Requisitos da tarefa:
Retome o texto sobre os ofícios dos promotores de Justiça a respeito da climatização da frota de ônibus e continue-o a partir da última frase apresentada.

Texto selecionado:
%%

Nos ofícios, os promotores de Justiça alertam às autoridades do município que alguns desses feitos envolvem decisões judiciais contendo prazos e regras que não podem ser modificados por meio de revisão ou repactuação previstas no decreto.
Outro trecho dos ofícios ressalta que existe decisão transitada em julgado determinando a climatização da frota de ônibus do Sistema de Transporte Público por Ônibus (SPPO), além de decisão judicial determinando intervenção para adequação do SPPO com indicação de que: as metas progressivas de climatização não poderão ter percentuais inferiores aos ditados pela “renovação obrigatória” da frota de ônibus; não se admitirá que a climatização integral da frota extrapole a data-limite indicada no Termo de Conciliação celebrado entre o município e as concessionárias, qual seja, 30 de setembro de 2020.

%%

Informações fornecidas:
%%

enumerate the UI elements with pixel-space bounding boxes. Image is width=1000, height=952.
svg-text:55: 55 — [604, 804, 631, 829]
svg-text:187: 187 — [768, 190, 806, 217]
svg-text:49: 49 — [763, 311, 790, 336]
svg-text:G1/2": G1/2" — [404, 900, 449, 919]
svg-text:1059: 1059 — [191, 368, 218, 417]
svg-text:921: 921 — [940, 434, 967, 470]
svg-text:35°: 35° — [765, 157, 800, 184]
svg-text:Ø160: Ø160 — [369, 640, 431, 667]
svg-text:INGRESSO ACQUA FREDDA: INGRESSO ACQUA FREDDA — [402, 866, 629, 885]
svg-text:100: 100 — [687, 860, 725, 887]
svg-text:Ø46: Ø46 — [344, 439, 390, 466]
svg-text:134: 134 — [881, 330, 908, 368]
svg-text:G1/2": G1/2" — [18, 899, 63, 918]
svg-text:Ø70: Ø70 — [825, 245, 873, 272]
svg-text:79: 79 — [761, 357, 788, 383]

%%

Resultado do exercício:
Nos documentos enviados, o MPRJ também ressalta que já levou ao conhecimento do município, por meio de ofícios anteriores (nº 481/2019, 482/2019 e 483/2019), as violações à ordem pública contidas no edital de concorrência 10/2010, instando o poder público municipal a exercitar o seu poder-dever de autotutela, acerca da ilegalidade do edital e dos contratos de concessão. Inclusive para que esclareça se reconhecerá a nulidade da concorrência, em sede administrativa, convocando nova licitação para a concessão dos ônibus. As ilicitudes contaminam os contratos desde a sua origem e não podem ser convalidadas por meio de revisões ou repactuações.